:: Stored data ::
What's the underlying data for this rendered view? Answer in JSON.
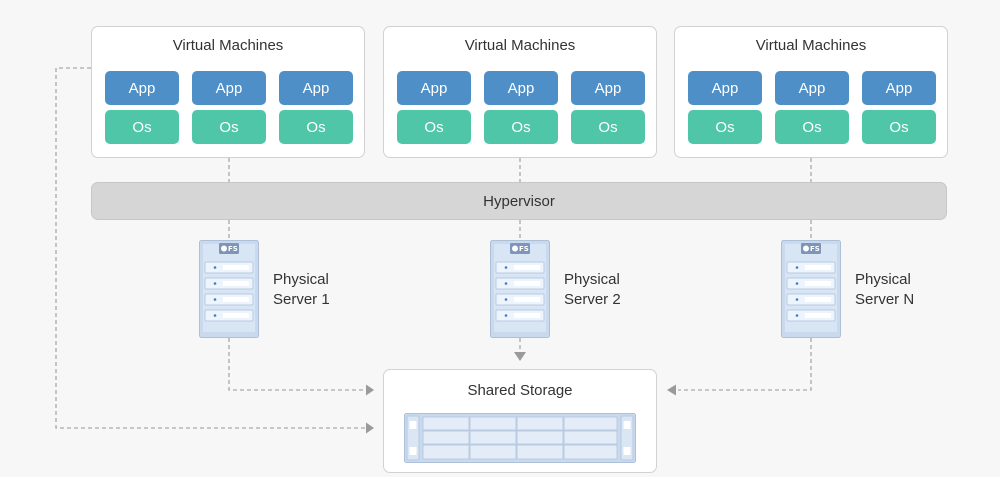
{
  "diagram": {
    "vm_groups": [
      {
        "title": "Virtual Machines",
        "vms": [
          {
            "app": "App",
            "os": "Os"
          },
          {
            "app": "App",
            "os": "Os"
          },
          {
            "app": "App",
            "os": "Os"
          }
        ]
      },
      {
        "title": "Virtual Machines",
        "vms": [
          {
            "app": "App",
            "os": "Os"
          },
          {
            "app": "App",
            "os": "Os"
          },
          {
            "app": "App",
            "os": "Os"
          }
        ]
      },
      {
        "title": "Virtual Machines",
        "vms": [
          {
            "app": "App",
            "os": "Os"
          },
          {
            "app": "App",
            "os": "Os"
          },
          {
            "app": "App",
            "os": "Os"
          }
        ]
      }
    ],
    "hypervisor": {
      "label": "Hypervisor"
    },
    "servers": [
      {
        "line1": "Physical",
        "line2": "Server 1",
        "badge": "FS"
      },
      {
        "line1": "Physical",
        "line2": "Server 2",
        "badge": "FS"
      },
      {
        "line1": "Physical",
        "line2": "Server N",
        "badge": "FS"
      }
    ],
    "storage": {
      "title": "Shared Storage"
    }
  },
  "colors": {
    "app": "#4d8fc6",
    "os": "#4fc6a8",
    "hypervisor": "#d6d6d6",
    "server": "#c9d9ee",
    "connector": "#a9a9a9"
  },
  "icons": [
    "server-icon",
    "storage-array-icon",
    "fs-badge-icon",
    "arrow-right-icon",
    "arrow-left-icon",
    "arrow-down-icon"
  ]
}
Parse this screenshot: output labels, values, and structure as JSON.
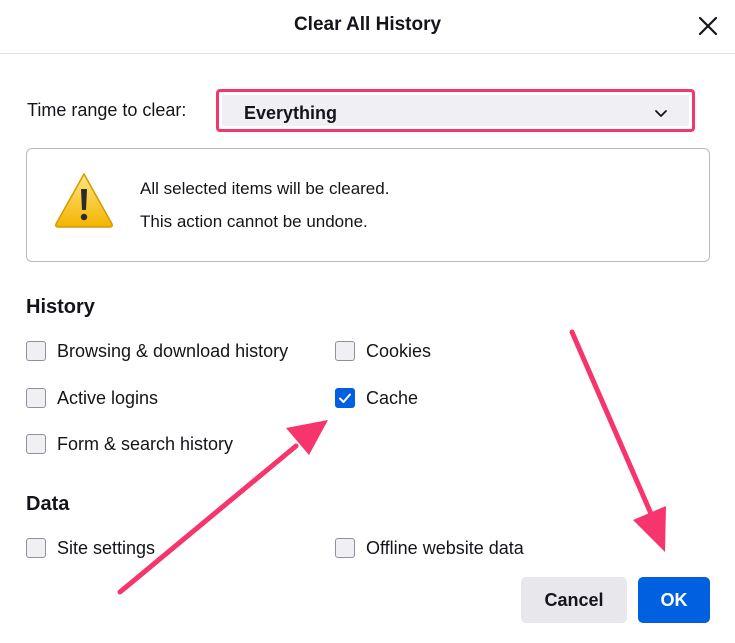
{
  "dialog": {
    "title": "Clear All History"
  },
  "time_range": {
    "label": "Time range to clear:",
    "selected": "Everything"
  },
  "warning": {
    "line1": "All selected items will be cleared.",
    "line2": "This action cannot be undone."
  },
  "history": {
    "title": "History",
    "items": [
      {
        "label": "Browsing & download history",
        "checked": false
      },
      {
        "label": "Cookies",
        "checked": false
      },
      {
        "label": "Active logins",
        "checked": false
      },
      {
        "label": "Cache",
        "checked": true
      },
      {
        "label": "Form & search history",
        "checked": false
      }
    ]
  },
  "data_section": {
    "title": "Data",
    "items": [
      {
        "label": "Site settings",
        "checked": false
      },
      {
        "label": "Offline website data",
        "checked": false
      }
    ]
  },
  "buttons": {
    "cancel": "Cancel",
    "ok": "OK"
  },
  "colors": {
    "highlight": "#f0386b",
    "accent": "#0061e0",
    "annotation_arrow": "#f6356f"
  },
  "icons": {
    "close": "close-icon",
    "dropdown": "chevron-down-icon",
    "warning": "warning-icon",
    "check": "checkmark-icon"
  }
}
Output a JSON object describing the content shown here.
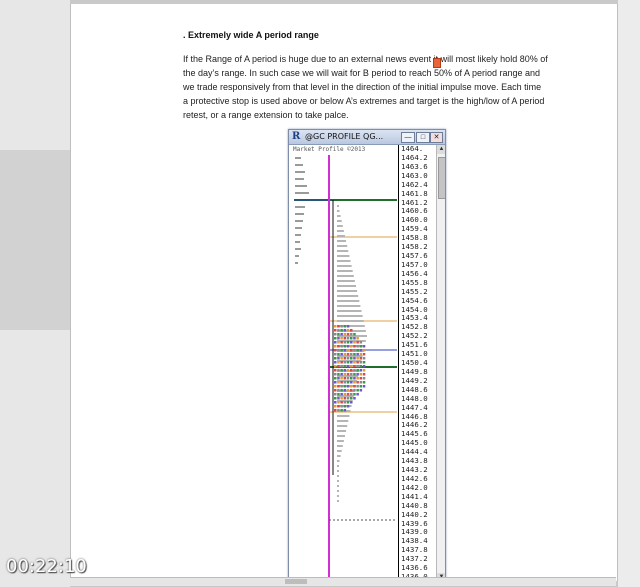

:: Problem ::
Reproduce the whole listing word for word, setting aside any pictures.

:: Answer to the task ::
What's the underlying data for this rendered view? Answer in JSON.
{
  "diagram": {
    "vm_groups": [
      {
        "title": "Virtual Machines",
        "vms": [
          {
            "app": "App",
            "os": "Os"
          },
          {
            "app": "App",
            "os": "Os"
          },
          {
            "app": "App",
            "os": "Os"
          }
        ]
      },
      {
        "title": "Virtual Machines",
        "vms": [
          {
            "app": "App",
            "os": "Os"
          },
          {
            "app": "App",
            "os": "Os"
          },
          {
            "app": "App",
            "os": "Os"
          }
        ]
      },
      {
        "title": "Virtual Machines",
        "vms": [
          {
            "app": "App",
            "os": "Os"
          },
          {
            "app": "App",
            "os": "Os"
          },
          {
            "app": "App",
            "os": "Os"
          }
        ]
      }
    ],
    "hypervisor": {
      "label": "Hypervisor"
    },
    "servers": [
      {
        "line1": "Physical",
        "line2": "Server 1",
        "badge": "FS"
      },
      {
        "line1": "Physical",
        "line2": "Server 2",
        "badge": "FS"
      },
      {
        "line1": "Physical",
        "line2": "Server N",
        "badge": "FS"
      }
    ],
    "storage": {
      "title": "Shared Storage"
    }
  },
  "colors": {
    "app": "#4d8fc6",
    "os": "#4fc6a8",
    "hypervisor": "#d6d6d6",
    "server": "#c9d9ee",
    "connector": "#a9a9a9"
  },
  "icons": [
    "server-icon",
    "storage-array-icon",
    "fs-badge-icon",
    "arrow-right-icon",
    "arrow-left-icon",
    "arrow-down-icon"
  ]
}
Parse this screenshot: output labels, values, and structure as JSON.
{
  "dialog": {
    "title": "Clear All History"
  },
  "time_range": {
    "label": "Time range to clear:",
    "selected": "Everything"
  },
  "warning": {
    "line1": "All selected items will be cleared.",
    "line2": "This action cannot be undone."
  },
  "history": {
    "title": "History",
    "items": [
      {
        "label": "Browsing & download history",
        "checked": false
      },
      {
        "label": "Cookies",
        "checked": false
      },
      {
        "label": "Active logins",
        "checked": false
      },
      {
        "label": "Cache",
        "checked": true
      },
      {
        "label": "Form & search history",
        "checked": false
      }
    ]
  },
  "data_section": {
    "title": "Data",
    "items": [
      {
        "label": "Site settings",
        "checked": false
      },
      {
        "label": "Offline website data",
        "checked": false
      }
    ]
  },
  "buttons": {
    "cancel": "Cancel",
    "ok": "OK"
  },
  "colors": {
    "highlight": "#f0386b",
    "accent": "#0061e0",
    "annotation_arrow": "#f6356f"
  },
  "icons": {
    "close": "close-icon",
    "dropdown": "chevron-down-icon",
    "warning": "warning-icon",
    "check": "checkmark-icon"
  }
}
Output a JSON object describing the content shown here.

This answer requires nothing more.